▶ _Work instructions_
What is the number of lines containing the word "fulgte"? Please answer with that number and nothing more.
— START Entries —
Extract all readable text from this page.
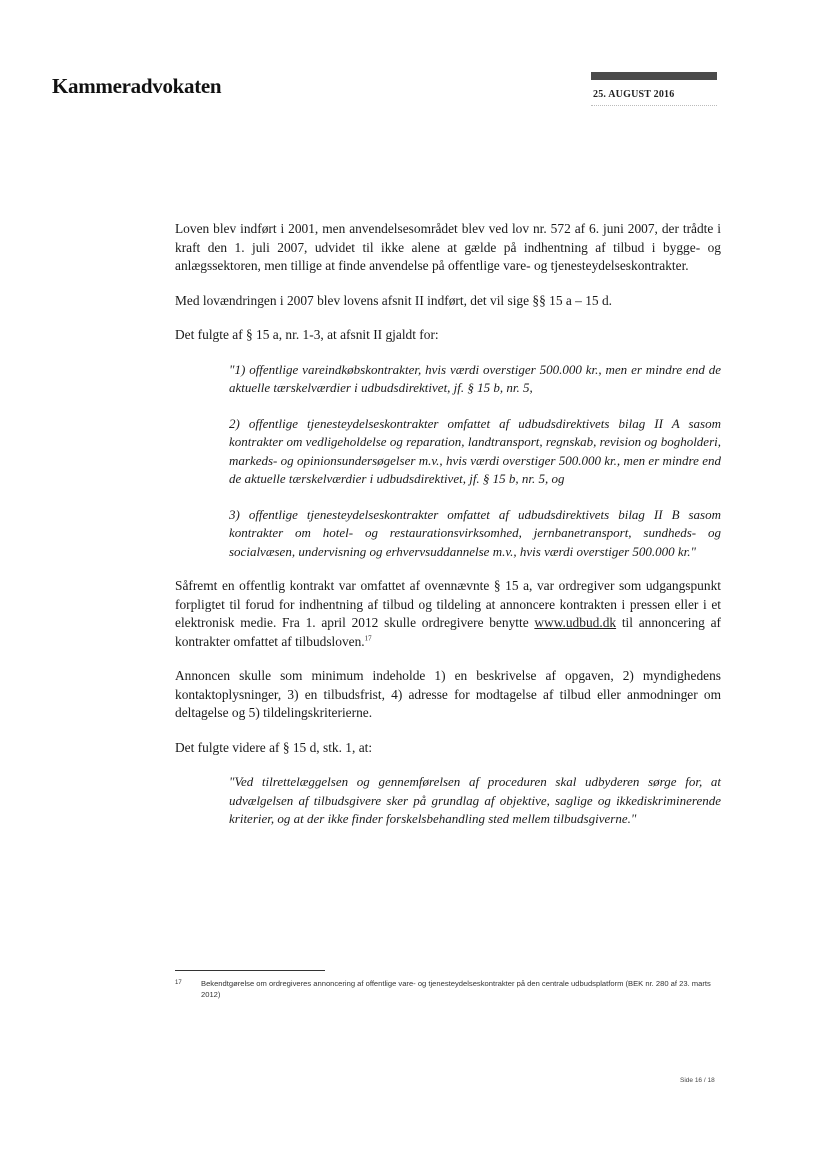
Kammeradvokaten	25. AUGUST 2016

Loven blev indført i 2001, men anvendelsesområdet blev ved lov nr. 572 af 6. juni 2007, der trådte i kraft den 1. juli 2007, udvidet til ikke alene at gælde på indhentning af tilbud i bygge- og anlægssektoren, men tillige at finde anvendelse på offentlige vare- og tjenesteydelseskontrakter.

Med lovændringen i 2007 blev lovens afsnit II indført, det vil sige §§ 15 a – 15 d.

Det fulgte af § 15 a, nr. 1-3, at afsnit II gjaldt for:

"1) offentlige vareindkøbskontrakter, hvis værdi overstiger 500.000 kr., men er mindre end de aktuelle tærskelværdier i udbudsdirektivet, jf. § 15 b, nr. 5,

2) offentlige tjenesteydelseskontrakter omfattet af udbudsdirektivets bilag II A sasom kontrakter om vedligeholdelse og reparation, landtransport, regnskab, revision og bogholderi, markeds- og opinionsundersøgelser m.v., hvis værdi overstiger 500.000 kr., men er mindre end de aktuelle tærskelværdier i udbudsdirektivet, jf. § 15 b, nr. 5, og

3) offentlige tjenesteydelseskontrakter omfattet af udbudsdirektivets bilag II B sasom kontrakter om hotel- og restaurationsvirksomhed, jernbanetransport, sundheds- og socialvæsen, undervisning og erhvervsuddannelse m.v., hvis værdi overstiger 500.000 kr."

Såfremt en offentlig kontrakt var omfattet af ovennævnte § 15 a, var ordregiver som udgangspunkt forpligtet til forud for indhentning af tilbud og tildeling at annoncere kontrakten i pressen eller i et elektronisk medie. Fra 1. april 2012 skulle ordregivere benytte www.udbud.dk til annoncering af kontrakter omfattet af tilbudsloven.$^{17}$

Annoncen skulle som minimum indeholde 1) en beskrivelse af opgaven, 2) myndighedens kontaktoplysninger, 3) en tilbudsfrist, 4) adresse for modtagelse af tilbud eller anmodninger om deltagelse og 5) tildelingskriterierne.

Det fulgte videre af § 15 d, stk. 1, at:

"Ved tilrettelæggelsen og gennemførelsen af proceduren skal udbyderen sørge for, at udvælgelsen af tilbudsgivere sker på grundlag af objektive, saglige og ikkediskriminerende kriterier, og at der ikke finder forskelsbehandling sted mellem tilbudsgiverne."

17	Bekendtgørelse om ordregiveres annoncering af offentlige vare- og tjenesteydelseskontrakter på den centrale udbudsplatform (BEK nr. 280 af 23. marts 2012)
Side 16 / 18
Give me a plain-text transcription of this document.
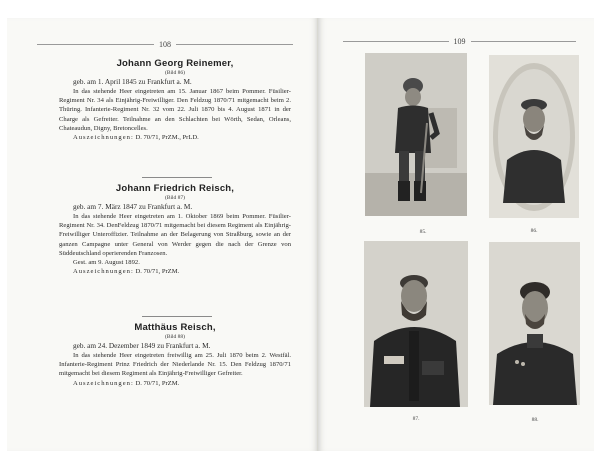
108
Johann Georg Reinemer,
(Bild 86)
geb. am 1. April 1845 zu Frankfurt a. M.
In das stehende Heer eingetreten am 15. Januar 1867 beim Pommer. Füsilier-Regiment Nr. 34 als Einjährig-Freiwilliger. Den Feldzug 1870/71 mitgemacht beim 2. Thüring. Infanterie-Regiment Nr. 32 vom 22. Juli 1870 bis 4. August 1871 in der Charge als Gefreiter. Teilnahme an den Schlachten bei Wörth, Sedan, Orleans, Chateaudun, Digny, Bretoncelles.
Auszeichnungen: D. 70/71, PrZM., PrLD.
Johann Friedrich Reisch,
(Bild 87)
geb. am 7. März 1847 zu Frankfurt a. M.
In das stehende Heer eingetreten am 1. Oktober 1869 beim Pommer. Füsilier-Regiment Nr. 34. DenFeldzug 1870/71 mitgemacht bei diesem Regiment als Einjährig-Freiwilliger Unteroffizier. Teilnahme an der Belagerung von Straßburg, sowie an der ganzen Campagne unter General von Werder gegen die nach der Grenze von Süddeutschland operierenden Franzosen.
Gest. am 9. August 1892.
Auszeichnungen: D. 70/71, PrZM.
Matthäus Reisch,
(Bild 88)
geb. am 24. Dezember 1849 zu Frankfurt a. M.
In das stehende Heer eingetreten freiwillig am 25. Juli 1870 beim 2. Westfäl. Infanterie-Regiment Prinz Friedrich der Niederlande Nr. 15. Den Feldzug 1870/71 mitgemacht bei diesem Regiment als Einjährig-Freiwilliger Gefreiter.
Auszeichnungen: D. 70/71, PrZM.
109
85.	86.
87.	88.
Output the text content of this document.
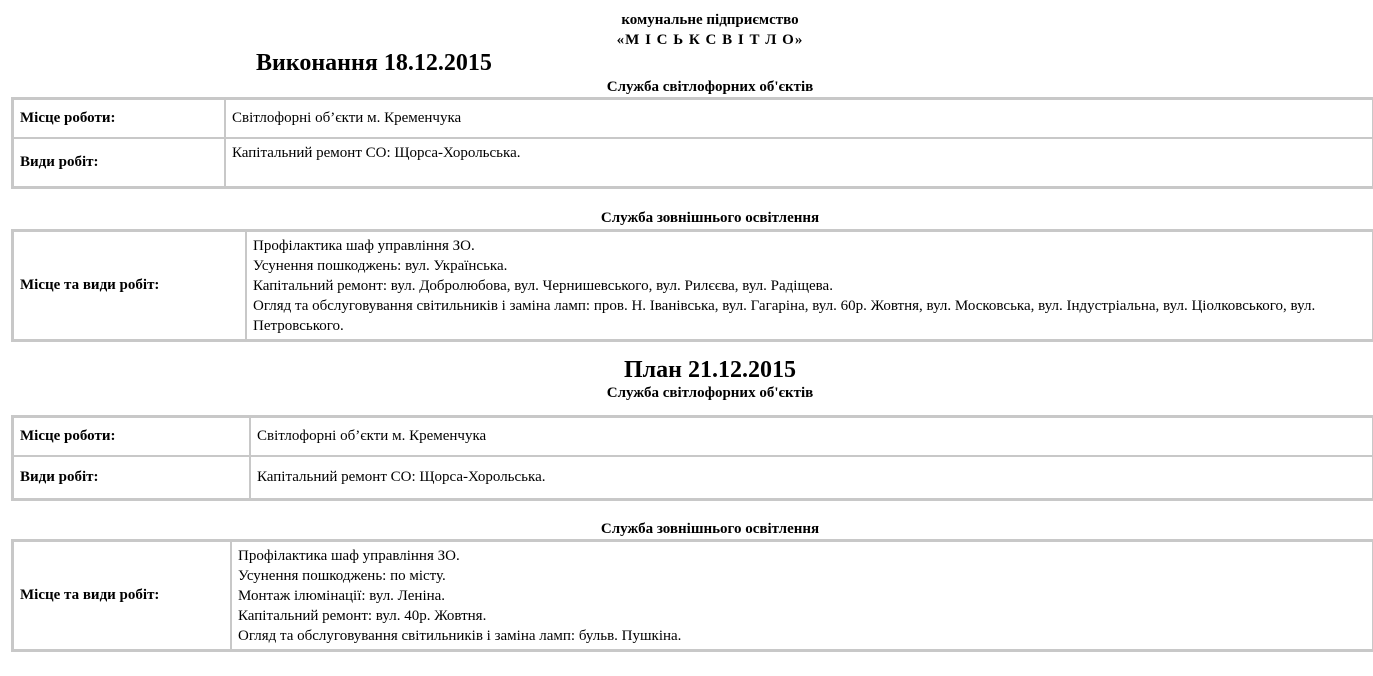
комунальне підприємство
«М І С Ь К С В І Т Л О»
Виконання 18.12.2015
Служба світлофорних об'єктів
Місце роботи:	Світлофорні об’єкти м. Кременчука
Види робіт:	Капітальний ремонт СО: Щорса-Хорольська.
Служба зовнішнього освітлення
Місце та види робіт:	
Профілактика шаф управління ЗО.
Усунення пошкоджень: вул. Українська.
Капітальний ремонт: вул. Добролюбова, вул. Чернишевського, вул. Рилєєва, вул. Радіщева.
Огляд та обслуговування світильників і заміна ламп: пров. Н. Іванівська, вул. Гагаріна, вул. 60р. Жовтня, вул. Московська, вул. Індустріальна, вул. Ціолковського, вул. Петровського.
План 21.12.2015
Служба світлофорних об'єктів
Місце роботи:	Світлофорні об’єкти м. Кременчука
Види робіт:	Капітальний ремонт СО: Щорса-Хорольська.
Служба зовнішнього освітлення
Місце та види робіт:	
Профілактика шаф управління ЗО.
Усунення пошкоджень: по місту.
Монтаж ілюмінації: вул. Леніна.
Капітальний ремонт: вул. 40р. Жовтня.
Огляд та обслуговування світильників і заміна ламп: бульв. Пушкіна.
— END Entries —
▶ _Answer to the exercise_
2